**WHAT TO DO**. Pull out every line with the word "security".

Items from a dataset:
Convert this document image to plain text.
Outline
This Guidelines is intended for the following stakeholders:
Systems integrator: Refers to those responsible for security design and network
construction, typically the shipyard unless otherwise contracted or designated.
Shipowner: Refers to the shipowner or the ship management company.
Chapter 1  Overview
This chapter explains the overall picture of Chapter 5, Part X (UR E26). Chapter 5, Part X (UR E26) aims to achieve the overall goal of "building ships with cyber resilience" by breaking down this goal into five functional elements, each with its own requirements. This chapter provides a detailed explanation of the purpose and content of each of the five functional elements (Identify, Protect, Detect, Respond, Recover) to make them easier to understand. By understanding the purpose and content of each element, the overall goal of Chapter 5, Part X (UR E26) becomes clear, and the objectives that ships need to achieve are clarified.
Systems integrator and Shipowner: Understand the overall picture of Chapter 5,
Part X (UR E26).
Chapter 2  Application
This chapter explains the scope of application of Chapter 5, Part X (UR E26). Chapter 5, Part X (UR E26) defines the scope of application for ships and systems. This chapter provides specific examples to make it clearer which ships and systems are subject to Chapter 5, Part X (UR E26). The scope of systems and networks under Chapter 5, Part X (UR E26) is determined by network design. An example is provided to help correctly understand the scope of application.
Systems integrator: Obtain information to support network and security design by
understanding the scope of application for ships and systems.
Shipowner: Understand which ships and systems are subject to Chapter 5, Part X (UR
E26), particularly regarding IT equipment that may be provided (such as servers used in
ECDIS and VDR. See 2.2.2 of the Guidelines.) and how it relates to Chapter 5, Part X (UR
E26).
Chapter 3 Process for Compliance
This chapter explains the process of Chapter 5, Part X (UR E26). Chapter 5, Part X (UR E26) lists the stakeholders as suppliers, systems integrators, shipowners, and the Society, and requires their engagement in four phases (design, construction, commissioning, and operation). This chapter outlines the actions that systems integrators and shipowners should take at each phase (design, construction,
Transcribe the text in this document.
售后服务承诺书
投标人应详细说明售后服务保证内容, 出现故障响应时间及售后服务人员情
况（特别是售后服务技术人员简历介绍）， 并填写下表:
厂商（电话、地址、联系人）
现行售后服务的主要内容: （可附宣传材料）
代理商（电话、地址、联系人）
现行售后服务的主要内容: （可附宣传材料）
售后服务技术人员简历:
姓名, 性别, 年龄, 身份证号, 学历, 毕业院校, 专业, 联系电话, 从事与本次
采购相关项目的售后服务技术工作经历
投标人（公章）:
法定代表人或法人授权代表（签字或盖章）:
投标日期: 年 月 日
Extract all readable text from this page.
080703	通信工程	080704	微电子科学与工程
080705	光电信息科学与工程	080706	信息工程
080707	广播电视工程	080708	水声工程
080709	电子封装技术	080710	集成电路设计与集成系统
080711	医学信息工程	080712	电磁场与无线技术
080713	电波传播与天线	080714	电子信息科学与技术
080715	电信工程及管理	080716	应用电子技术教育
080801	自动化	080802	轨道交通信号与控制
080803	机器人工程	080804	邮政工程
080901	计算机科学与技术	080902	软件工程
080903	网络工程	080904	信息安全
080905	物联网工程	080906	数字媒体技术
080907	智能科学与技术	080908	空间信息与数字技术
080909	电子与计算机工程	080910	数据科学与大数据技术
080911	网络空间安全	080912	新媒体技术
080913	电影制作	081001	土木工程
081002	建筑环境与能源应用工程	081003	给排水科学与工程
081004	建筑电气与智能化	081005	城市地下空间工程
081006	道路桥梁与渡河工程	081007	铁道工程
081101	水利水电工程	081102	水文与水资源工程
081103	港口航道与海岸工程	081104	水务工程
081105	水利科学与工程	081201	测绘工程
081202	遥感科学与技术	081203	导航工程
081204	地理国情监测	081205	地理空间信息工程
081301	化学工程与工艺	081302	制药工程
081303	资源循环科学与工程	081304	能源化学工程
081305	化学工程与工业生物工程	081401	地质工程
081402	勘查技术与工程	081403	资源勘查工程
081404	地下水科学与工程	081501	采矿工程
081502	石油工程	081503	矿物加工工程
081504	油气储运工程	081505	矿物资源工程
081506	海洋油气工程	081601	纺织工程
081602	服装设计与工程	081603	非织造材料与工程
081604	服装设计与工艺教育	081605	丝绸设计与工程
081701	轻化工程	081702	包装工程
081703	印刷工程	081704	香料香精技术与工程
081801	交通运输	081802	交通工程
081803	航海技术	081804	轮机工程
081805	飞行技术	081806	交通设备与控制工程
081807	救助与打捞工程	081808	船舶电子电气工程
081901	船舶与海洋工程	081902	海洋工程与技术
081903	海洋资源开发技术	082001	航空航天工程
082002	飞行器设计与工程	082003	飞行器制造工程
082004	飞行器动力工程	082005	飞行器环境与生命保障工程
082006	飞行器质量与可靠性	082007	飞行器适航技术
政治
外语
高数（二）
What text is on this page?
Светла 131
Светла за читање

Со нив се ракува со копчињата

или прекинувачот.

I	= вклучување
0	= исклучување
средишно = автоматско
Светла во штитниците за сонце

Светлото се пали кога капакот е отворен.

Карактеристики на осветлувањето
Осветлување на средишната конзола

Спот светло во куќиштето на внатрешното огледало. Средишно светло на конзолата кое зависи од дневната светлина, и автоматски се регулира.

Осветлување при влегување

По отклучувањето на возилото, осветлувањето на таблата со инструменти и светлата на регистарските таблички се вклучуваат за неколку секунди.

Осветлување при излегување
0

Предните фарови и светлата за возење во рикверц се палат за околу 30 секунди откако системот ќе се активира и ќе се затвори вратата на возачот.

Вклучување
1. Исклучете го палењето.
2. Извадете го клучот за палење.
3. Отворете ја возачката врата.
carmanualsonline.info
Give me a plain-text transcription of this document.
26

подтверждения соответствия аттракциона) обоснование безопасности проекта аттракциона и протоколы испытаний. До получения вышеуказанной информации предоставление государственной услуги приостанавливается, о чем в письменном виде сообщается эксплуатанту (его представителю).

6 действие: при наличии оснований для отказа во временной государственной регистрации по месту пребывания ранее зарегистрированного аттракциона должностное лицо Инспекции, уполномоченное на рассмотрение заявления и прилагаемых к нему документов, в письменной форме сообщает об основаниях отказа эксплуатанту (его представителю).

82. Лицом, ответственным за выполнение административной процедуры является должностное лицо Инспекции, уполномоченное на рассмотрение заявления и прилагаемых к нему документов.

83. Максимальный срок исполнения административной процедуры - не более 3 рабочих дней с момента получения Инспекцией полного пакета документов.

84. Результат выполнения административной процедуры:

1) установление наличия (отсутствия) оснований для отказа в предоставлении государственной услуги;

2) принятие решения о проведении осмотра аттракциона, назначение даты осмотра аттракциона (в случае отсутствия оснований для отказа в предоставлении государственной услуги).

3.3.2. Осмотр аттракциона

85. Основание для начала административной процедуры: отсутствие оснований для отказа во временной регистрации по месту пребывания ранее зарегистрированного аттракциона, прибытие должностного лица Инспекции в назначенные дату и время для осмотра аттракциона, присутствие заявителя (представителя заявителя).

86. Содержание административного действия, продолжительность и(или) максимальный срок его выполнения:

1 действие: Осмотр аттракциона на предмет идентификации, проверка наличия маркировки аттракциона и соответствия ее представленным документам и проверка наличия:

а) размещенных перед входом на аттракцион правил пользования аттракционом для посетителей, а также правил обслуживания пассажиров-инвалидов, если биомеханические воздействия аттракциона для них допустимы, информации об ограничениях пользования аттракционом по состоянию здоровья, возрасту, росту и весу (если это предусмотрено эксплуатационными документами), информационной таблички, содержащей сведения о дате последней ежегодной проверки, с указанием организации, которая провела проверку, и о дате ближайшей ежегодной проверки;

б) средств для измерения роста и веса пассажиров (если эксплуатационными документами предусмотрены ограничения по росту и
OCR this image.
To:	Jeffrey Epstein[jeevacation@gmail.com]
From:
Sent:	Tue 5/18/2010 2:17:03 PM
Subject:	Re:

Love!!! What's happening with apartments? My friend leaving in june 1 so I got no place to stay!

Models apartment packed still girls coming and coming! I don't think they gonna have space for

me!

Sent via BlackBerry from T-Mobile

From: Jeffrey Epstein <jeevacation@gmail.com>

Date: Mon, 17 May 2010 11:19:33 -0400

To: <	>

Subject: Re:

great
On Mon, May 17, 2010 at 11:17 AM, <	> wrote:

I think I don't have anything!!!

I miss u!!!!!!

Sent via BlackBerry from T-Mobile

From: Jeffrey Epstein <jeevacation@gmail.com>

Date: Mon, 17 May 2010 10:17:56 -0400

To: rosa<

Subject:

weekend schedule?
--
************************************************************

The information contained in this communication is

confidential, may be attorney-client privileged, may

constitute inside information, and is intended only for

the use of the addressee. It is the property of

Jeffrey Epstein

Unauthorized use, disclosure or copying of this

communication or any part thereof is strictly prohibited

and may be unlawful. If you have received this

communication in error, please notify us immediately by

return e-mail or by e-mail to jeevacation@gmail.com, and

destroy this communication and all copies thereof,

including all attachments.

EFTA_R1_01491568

**EXERCISE RESPONSE**.
Systems integrator: Refers to those responsible for security design and network
Systems integrator: Obtain information to support network and security design by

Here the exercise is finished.